Pick every line from the data that holds the word "Department".

Items |
::::::

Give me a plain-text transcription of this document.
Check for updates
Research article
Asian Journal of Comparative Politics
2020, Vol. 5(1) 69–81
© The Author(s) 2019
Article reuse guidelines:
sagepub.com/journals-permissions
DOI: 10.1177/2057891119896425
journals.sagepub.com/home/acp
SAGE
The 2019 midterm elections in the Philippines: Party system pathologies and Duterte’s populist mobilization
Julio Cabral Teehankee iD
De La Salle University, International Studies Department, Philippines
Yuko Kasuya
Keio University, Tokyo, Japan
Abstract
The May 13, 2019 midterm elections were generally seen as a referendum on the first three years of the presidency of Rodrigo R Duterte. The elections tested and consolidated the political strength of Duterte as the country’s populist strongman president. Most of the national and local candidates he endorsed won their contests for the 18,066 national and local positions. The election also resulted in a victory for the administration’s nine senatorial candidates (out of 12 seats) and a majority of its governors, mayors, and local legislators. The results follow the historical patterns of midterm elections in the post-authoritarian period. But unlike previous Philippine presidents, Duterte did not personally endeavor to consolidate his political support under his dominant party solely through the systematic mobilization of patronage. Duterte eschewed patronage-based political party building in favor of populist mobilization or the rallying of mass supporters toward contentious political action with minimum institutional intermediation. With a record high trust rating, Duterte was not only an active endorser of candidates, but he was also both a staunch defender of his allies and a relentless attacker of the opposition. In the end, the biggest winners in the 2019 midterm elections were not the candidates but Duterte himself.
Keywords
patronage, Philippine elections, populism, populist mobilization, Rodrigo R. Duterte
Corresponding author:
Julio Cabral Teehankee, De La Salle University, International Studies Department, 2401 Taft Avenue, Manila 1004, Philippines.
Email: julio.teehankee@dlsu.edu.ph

::::::

Solution for this exercise |
De La Salle University, International Studies Department, Philippines
Julio Cabral Teehankee, De La Salle University, International Studies Department, 2401 Taft Avenue, Manila 1004, Philippines.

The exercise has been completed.